→ Objective: Without the pictures, copy the entries below word for word.

→ Given data:

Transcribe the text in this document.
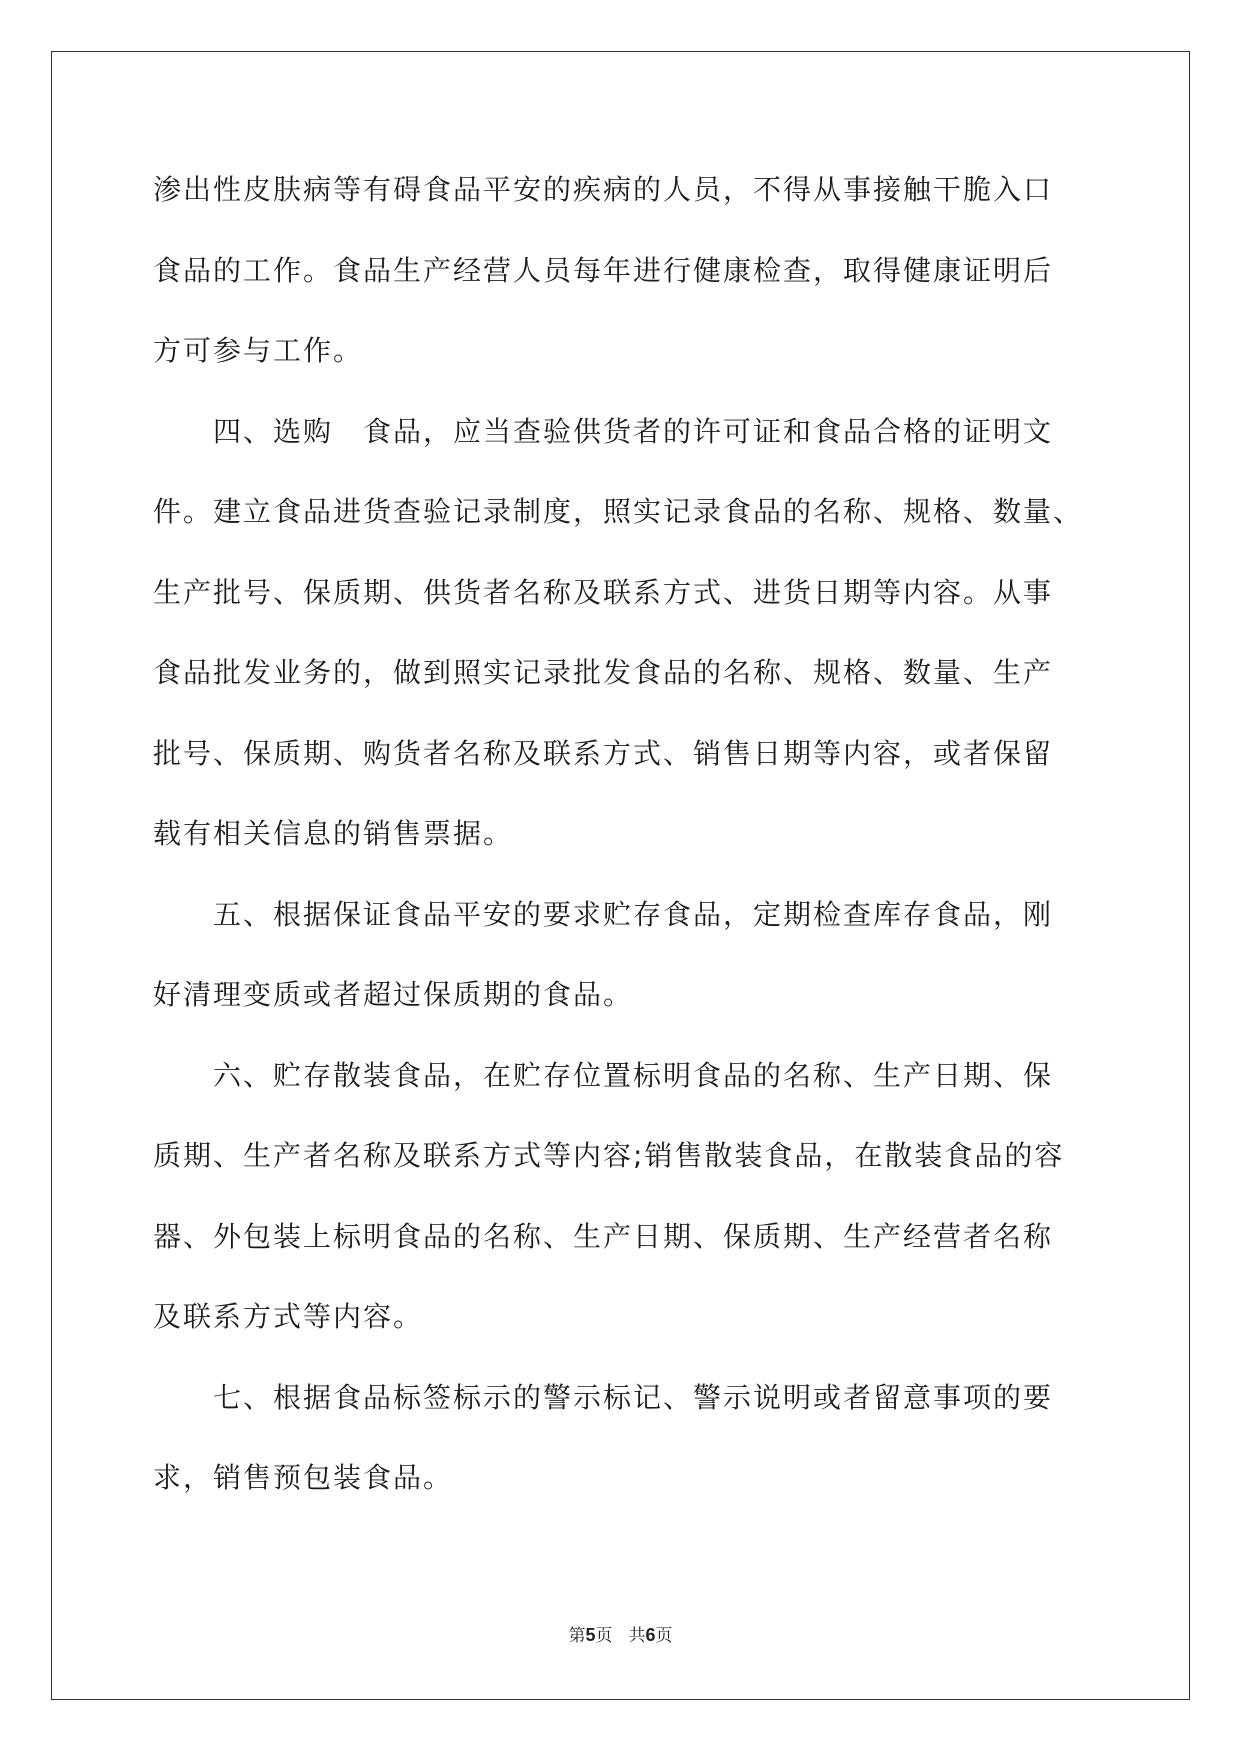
渗出性皮肤病等有碍食品平安的疾病的人员，不得从事接触干脆入口
食品的工作。食品生产经营人员每年进行健康检查，取得健康证明后
方可参与工作。
　　四、选购　食品，应当查验供货者的许可证和食品合格的证明文
件。建立食品进货查验记录制度，照实记录食品的名称、规格、数量、
生产批号、保质期、供货者名称及联系方式、进货日期等内容。从事
食品批发业务的，做到照实记录批发食品的名称、规格、数量、生产
批号、保质期、购货者名称及联系方式、销售日期等内容，或者保留
载有相关信息的销售票据。
　　五、根据保证食品平安的要求贮存食品，定期检查库存食品，刚
好清理变质或者超过保质期的食品。
　　六、贮存散装食品，在贮存位置标明食品的名称、生产日期、保
质期、生产者名称及联系方式等内容;销售散装食品，在散装食品的容
器、外包装上标明食品的名称、生产日期、保质期、生产经营者名称
及联系方式等内容。
　　七、根据食品标签标示的警示标记、警示说明或者留意事项的要
求，销售预包装食品。
第5页 共6页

→ Response below:
Transcribe the text in this document.
渗出性皮肤病等有碍食品平安的疾病的人员，不得从事接触干脆入口
食品的工作。食品生产经营人员每年进行健康检查，取得健康证明后
方可参与工作。
　　四、选购　食品，应当查验供货者的许可证和食品合格的证明文
件。建立食品进货查验记录制度，照实记录食品的名称、规格、数量、
生产批号、保质期、供货者名称及联系方式、进货日期等内容。从事
食品批发业务的，做到照实记录批发食品的名称、规格、数量、生产
批号、保质期、购货者名称及联系方式、销售日期等内容，或者保留
载有相关信息的销售票据。
　　五、根据保证食品平安的要求贮存食品，定期检查库存食品，刚
好清理变质或者超过保质期的食品。
　　六、贮存散装食品，在贮存位置标明食品的名称、生产日期、保
质期、生产者名称及联系方式等内容;销售散装食品，在散装食品的容
器、外包装上标明食品的名称、生产日期、保质期、生产经营者名称
及联系方式等内容。
　　七、根据食品标签标示的警示标记、警示说明或者留意事项的要
求，销售预包装食品。
第5页 共6页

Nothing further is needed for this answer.